====== Data for the task

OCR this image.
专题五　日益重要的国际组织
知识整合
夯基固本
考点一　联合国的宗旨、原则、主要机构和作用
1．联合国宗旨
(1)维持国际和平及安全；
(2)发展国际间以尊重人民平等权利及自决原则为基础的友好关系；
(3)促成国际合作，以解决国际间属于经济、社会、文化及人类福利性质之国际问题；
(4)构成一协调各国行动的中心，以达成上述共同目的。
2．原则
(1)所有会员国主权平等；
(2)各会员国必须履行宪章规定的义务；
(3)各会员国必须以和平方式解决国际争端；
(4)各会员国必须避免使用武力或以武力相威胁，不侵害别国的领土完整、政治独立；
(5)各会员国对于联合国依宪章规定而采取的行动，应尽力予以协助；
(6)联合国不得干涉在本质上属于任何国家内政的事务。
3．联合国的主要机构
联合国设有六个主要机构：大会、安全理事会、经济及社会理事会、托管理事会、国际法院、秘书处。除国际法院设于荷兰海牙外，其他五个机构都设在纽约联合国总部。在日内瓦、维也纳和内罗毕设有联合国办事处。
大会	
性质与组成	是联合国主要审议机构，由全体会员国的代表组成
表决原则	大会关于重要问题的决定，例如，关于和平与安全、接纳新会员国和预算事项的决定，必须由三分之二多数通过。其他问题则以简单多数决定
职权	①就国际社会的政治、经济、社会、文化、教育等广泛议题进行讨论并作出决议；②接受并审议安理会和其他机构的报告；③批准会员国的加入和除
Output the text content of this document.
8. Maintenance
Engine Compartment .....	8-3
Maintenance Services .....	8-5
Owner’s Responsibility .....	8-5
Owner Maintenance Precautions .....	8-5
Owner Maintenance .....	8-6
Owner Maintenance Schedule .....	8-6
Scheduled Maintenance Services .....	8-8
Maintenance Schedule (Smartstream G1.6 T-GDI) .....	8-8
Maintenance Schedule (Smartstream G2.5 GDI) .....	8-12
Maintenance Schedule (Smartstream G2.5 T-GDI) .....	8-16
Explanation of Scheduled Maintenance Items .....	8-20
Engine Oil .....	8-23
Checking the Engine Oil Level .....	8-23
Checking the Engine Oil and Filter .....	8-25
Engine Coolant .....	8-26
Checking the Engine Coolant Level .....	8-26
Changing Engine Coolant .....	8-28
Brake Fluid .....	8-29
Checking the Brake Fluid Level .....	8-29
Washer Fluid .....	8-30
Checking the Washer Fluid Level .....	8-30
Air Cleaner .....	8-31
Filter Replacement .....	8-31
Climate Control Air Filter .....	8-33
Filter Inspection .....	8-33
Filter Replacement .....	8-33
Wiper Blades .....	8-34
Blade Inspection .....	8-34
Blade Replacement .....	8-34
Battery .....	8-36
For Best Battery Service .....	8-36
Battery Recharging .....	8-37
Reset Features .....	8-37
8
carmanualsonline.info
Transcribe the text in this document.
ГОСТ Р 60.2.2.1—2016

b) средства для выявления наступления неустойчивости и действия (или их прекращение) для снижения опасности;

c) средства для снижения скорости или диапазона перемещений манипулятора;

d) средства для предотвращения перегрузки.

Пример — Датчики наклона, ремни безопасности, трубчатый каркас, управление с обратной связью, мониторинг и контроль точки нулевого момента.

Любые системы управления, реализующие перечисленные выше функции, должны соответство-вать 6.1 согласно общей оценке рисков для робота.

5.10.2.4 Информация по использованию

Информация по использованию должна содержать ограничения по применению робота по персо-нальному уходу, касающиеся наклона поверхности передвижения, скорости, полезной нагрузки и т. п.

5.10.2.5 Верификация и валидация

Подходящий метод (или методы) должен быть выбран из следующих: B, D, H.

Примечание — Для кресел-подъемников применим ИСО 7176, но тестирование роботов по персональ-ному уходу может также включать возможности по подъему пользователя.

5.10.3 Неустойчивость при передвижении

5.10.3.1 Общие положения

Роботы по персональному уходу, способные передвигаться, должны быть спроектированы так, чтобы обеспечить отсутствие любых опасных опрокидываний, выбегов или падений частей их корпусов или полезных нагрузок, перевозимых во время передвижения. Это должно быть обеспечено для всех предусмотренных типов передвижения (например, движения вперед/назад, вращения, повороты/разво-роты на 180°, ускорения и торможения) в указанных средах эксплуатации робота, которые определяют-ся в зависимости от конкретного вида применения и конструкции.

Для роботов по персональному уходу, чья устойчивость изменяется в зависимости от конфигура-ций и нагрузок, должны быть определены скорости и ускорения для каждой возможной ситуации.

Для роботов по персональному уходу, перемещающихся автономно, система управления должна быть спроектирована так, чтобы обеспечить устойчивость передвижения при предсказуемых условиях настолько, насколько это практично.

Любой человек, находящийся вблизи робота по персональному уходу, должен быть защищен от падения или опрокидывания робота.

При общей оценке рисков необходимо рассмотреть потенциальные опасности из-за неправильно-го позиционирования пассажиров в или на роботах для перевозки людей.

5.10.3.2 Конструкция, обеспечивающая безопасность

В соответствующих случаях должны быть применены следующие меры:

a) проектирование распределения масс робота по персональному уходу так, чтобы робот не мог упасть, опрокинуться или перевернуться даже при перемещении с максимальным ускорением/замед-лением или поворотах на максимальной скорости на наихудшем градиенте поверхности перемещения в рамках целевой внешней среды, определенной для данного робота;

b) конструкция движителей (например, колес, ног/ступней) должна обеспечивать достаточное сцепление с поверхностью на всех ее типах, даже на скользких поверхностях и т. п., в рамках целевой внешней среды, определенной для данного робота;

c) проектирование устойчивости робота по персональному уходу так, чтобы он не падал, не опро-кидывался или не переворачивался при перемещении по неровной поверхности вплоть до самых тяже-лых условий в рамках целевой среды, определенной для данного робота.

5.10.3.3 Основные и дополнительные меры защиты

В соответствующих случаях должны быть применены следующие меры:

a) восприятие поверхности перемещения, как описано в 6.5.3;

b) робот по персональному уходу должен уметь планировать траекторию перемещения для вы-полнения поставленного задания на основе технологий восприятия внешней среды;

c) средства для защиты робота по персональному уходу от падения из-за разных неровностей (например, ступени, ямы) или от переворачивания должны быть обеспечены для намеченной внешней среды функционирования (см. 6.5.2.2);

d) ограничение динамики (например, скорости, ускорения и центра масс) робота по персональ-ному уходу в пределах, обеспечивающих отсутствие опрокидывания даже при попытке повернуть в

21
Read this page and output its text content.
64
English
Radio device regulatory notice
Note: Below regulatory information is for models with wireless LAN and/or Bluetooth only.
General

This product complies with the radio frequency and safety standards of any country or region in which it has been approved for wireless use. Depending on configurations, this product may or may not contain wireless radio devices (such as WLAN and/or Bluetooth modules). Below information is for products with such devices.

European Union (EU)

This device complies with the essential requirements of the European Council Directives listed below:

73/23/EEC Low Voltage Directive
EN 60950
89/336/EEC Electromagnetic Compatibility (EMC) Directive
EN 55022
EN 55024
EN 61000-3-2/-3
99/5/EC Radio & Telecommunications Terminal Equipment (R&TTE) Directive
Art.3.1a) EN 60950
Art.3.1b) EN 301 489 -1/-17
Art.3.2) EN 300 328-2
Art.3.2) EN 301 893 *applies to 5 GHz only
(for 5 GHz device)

============

## Aim
Return what is listed above, exactly and completely.

## In response
OCR this image.
专题五　日益重要的国际组织
知识整合
夯基固本
考点一　联合国的宗旨、原则、主要机构和作用
1．联合国宗旨
(1)维持国际和平及安全；
(2)发展国际间以尊重人民平等权利及自决原则为基础的友好关系；
(3)促成国际合作，以解决国际间属于经济、社会、文化及人类福利性质之国际问题；
(4)构成一协调各国行动的中心，以达成上述共同目的。
2．原则
(1)所有会员国主权平等；
(2)各会员国必须履行宪章规定的义务；
(3)各会员国必须以和平方式解决国际争端；
(4)各会员国必须避免使用武力或以武力相威胁，不侵害别国的领土完整、政治独立；
(5)各会员国对于联合国依宪章规定而采取的行动，应尽力予以协助；
(6)联合国不得干涉在本质上属于任何国家内政的事务。
3．联合国的主要机构
联合国设有六个主要机构：大会、安全理事会、经济及社会理事会、托管理事会、国际法院、秘书处。除国际法院设于荷兰海牙外，其他五个机构都设在纽约联合国总部。在日内瓦、维也纳和内罗毕设有联合国办事处。
大会	
性质与组成	是联合国主要审议机构，由全体会员国的代表组成
表决原则	大会关于重要问题的决定，例如，关于和平与安全、接纳新会员国和预算事项的决定，必须由三分之二多数通过。其他问题则以简单多数决定
职权	①就国际社会的政治、经济、社会、文化、教育等广泛议题进行讨论并作出决议；②接受并审议安理会和其他机构的报告；③批准会员国的加入和除
Output the text content of this document.
8. Maintenance
Engine Compartment .....	8-3
Maintenance Services .....	8-5
Owner’s Responsibility .....	8-5
Owner Maintenance Precautions .....	8-5
Owner Maintenance .....	8-6
Owner Maintenance Schedule .....	8-6
Scheduled Maintenance Services .....	8-8
Maintenance Schedule (Smartstream G1.6 T-GDI) .....	8-8
Maintenance Schedule (Smartstream G2.5 GDI) .....	8-12
Maintenance Schedule (Smartstream G2.5 T-GDI) .....	8-16
Explanation of Scheduled Maintenance Items .....	8-20
Engine Oil .....	8-23
Checking the Engine Oil Level .....	8-23
Checking the Engine Oil and Filter .....	8-25
Engine Coolant .....	8-26
Checking the Engine Coolant Level .....	8-26
Changing Engine Coolant .....	8-28
Brake Fluid .....	8-29
Checking the Brake Fluid Level .....	8-29
Washer Fluid .....	8-30
Checking the Washer Fluid Level .....	8-30
Air Cleaner .....	8-31
Filter Replacement .....	8-31
Climate Control Air Filter .....	8-33
Filter Inspection .....	8-33
Filter Replacement .....	8-33
Wiper Blades .....	8-34
Blade Inspection .....	8-34
Blade Replacement .....	8-34
Battery .....	8-36
For Best Battery Service .....	8-36
Battery Recharging .....	8-37
Reset Features .....	8-37
8
carmanualsonline.info
Transcribe the text in this document.
ГОСТ Р 60.2.2.1—2016

b) средства для выявления наступления неустойчивости и действия (или их прекращение) для снижения опасности;

c) средства для снижения скорости или диапазона перемещений манипулятора;

d) средства для предотвращения перегрузки.

Пример — Датчики наклона, ремни безопасности, трубчатый каркас, управление с обратной связью, мониторинг и контроль точки нулевого момента.

Любые системы управления, реализующие перечисленные выше функции, должны соответство-вать 6.1 согласно общей оценке рисков для робота.

5.10.2.4 Информация по использованию

Информация по использованию должна содержать ограничения по применению робота по персо-нальному уходу, касающиеся наклона поверхности передвижения, скорости, полезной нагрузки и т. п.

5.10.2.5 Верификация и валидация

Подходящий метод (или методы) должен быть выбран из следующих: B, D, H.

Примечание — Для кресел-подъемников применим ИСО 7176, но тестирование роботов по персональ-ному уходу может также включать возможности по подъему пользователя.

5.10.3 Неустойчивость при передвижении

5.10.3.1 Общие положения

Роботы по персональному уходу, способные передвигаться, должны быть спроектированы так, чтобы обеспечить отсутствие любых опасных опрокидываний, выбегов или падений частей их корпусов или полезных нагрузок, перевозимых во время передвижения. Это должно быть обеспечено для всех предусмотренных типов передвижения (например, движения вперед/назад, вращения, повороты/разво-роты на 180°, ускорения и торможения) в указанных средах эксплуатации робота, которые определяют-ся в зависимости от конкретного вида применения и конструкции.

Для роботов по персональному уходу, чья устойчивость изменяется в зависимости от конфигура-ций и нагрузок, должны быть определены скорости и ускорения для каждой возможной ситуации.

Для роботов по персональному уходу, перемещающихся автономно, система управления должна быть спроектирована так, чтобы обеспечить устойчивость передвижения при предсказуемых условиях настолько, насколько это практично.

Любой человек, находящийся вблизи робота по персональному уходу, должен быть защищен от падения или опрокидывания робота.

При общей оценке рисков необходимо рассмотреть потенциальные опасности из-за неправильно-го позиционирования пассажиров в или на роботах для перевозки людей.

5.10.3.2 Конструкция, обеспечивающая безопасность

В соответствующих случаях должны быть применены следующие меры:

a) проектирование распределения масс робота по персональному уходу так, чтобы робот не мог упасть, опрокинуться или перевернуться даже при перемещении с максимальным ускорением/замед-лением или поворотах на максимальной скорости на наихудшем градиенте поверхности перемещения в рамках целевой внешней среды, определенной для данного робота;

b) конструкция движителей (например, колес, ног/ступней) должна обеспечивать достаточное сцепление с поверхностью на всех ее типах, даже на скользких поверхностях и т. п., в рамках целевой внешней среды, определенной для данного робота;

c) проектирование устойчивости робота по персональному уходу так, чтобы он не падал, не опро-кидывался или не переворачивался при перемещении по неровной поверхности вплоть до самых тяже-лых условий в рамках целевой среды, определенной для данного робота.

5.10.3.3 Основные и дополнительные меры защиты

В соответствующих случаях должны быть применены следующие меры:

a) восприятие поверхности перемещения, как описано в 6.5.3;

b) робот по персональному уходу должен уметь планировать траекторию перемещения для вы-полнения поставленного задания на основе технологий восприятия внешней среды;

c) средства для защиты робота по персональному уходу от падения из-за разных неровностей (например, ступени, ямы) или от переворачивания должны быть обеспечены для намеченной внешней среды функционирования (см. 6.5.2.2);

d) ограничение динамики (например, скорости, ускорения и центра масс) робота по персональ-ному уходу в пределах, обеспечивающих отсутствие опрокидывания даже при попытке повернуть в

21
Read this page and output its text content.
64
English
Radio device regulatory notice
Note: Below regulatory information is for models with wireless LAN and/or Bluetooth only.
General

This product complies with the radio frequency and safety standards of any country or region in which it has been approved for wireless use. Depending on configurations, this product may or may not contain wireless radio devices (such as WLAN and/or Bluetooth modules). Below information is for products with such devices.

European Union (EU)

This device complies with the essential requirements of the European Council Directives listed below:

73/23/EEC Low Voltage Directive
EN 60950
89/336/EEC Electromagnetic Compatibility (EMC) Directive
EN 55022
EN 55024
EN 61000-3-2/-3
99/5/EC Radio & Telecommunications Terminal Equipment (R&TTE) Directive
Art.3.1a) EN 60950
Art.3.1b) EN 301 489 -1/-17
Art.3.2) EN 300 328-2
Art.3.2) EN 301 893 *applies to 5 GHz only
(for 5 GHz device)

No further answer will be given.